What is expected =>
Each entry that follows must be output without any deviation.

Supplied records =>

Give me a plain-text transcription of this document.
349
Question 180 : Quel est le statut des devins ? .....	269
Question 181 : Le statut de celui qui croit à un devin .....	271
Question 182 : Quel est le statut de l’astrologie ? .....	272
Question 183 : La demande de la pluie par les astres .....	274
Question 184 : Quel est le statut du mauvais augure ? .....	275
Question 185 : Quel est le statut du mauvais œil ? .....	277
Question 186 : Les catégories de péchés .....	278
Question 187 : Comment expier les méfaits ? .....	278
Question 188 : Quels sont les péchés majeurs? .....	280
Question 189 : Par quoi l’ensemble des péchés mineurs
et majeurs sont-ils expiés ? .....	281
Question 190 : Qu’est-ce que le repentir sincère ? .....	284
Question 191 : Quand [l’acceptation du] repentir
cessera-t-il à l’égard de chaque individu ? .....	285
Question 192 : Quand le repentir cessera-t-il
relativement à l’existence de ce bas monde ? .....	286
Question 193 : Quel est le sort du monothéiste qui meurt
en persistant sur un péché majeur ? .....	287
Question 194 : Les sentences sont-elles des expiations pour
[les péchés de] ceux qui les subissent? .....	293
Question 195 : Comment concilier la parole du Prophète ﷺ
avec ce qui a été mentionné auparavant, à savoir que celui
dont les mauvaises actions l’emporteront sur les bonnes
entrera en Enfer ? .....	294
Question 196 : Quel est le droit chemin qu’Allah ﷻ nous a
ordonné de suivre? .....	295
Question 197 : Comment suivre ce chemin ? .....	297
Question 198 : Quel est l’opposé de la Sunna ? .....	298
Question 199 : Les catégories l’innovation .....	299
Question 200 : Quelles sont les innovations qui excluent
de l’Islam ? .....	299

The solution =>
Give me a plain-text transcription of this document.
349
Question 180 : Quel est le statut des devins ? .....	269
Question 181 : Le statut de celui qui croit à un devin .....	271
Question 182 : Quel est le statut de l’astrologie ? .....	272
Question 183 : La demande de la pluie par les astres .....	274
Question 184 : Quel est le statut du mauvais augure ? .....	275
Question 185 : Quel est le statut du mauvais œil ? .....	277
Question 186 : Les catégories de péchés .....	278
Question 187 : Comment expier les méfaits ? .....	278
Question 188 : Quels sont les péchés majeurs? .....	280
Question 189 : Par quoi l’ensemble des péchés mineurs
et majeurs sont-ils expiés ? .....	281
Question 190 : Qu’est-ce que le repentir sincère ? .....	284
Question 191 : Quand [l’acceptation du] repentir
cessera-t-il à l’égard de chaque individu ? .....	285
Question 192 : Quand le repentir cessera-t-il
relativement à l’existence de ce bas monde ? .....	286
Question 193 : Quel est le sort du monothéiste qui meurt
en persistant sur un péché majeur ? .....	287
Question 194 : Les sentences sont-elles des expiations pour
[les péchés de] ceux qui les subissent? .....	293
Question 195 : Comment concilier la parole du Prophète ﷺ
avec ce qui a été mentionné auparavant, à savoir que celui
dont les mauvaises actions l’emporteront sur les bonnes
entrera en Enfer ? .....	294
Question 196 : Quel est le droit chemin qu’Allah ﷻ nous a
ordonné de suivre? .....	295
Question 197 : Comment suivre ce chemin ? .....	297
Question 198 : Quel est l’opposé de la Sunna ? .....	298
Question 199 : Les catégories l’innovation .....	299
Question 200 : Quelles sont les innovations qui excluent
de l’Islam ? .....	299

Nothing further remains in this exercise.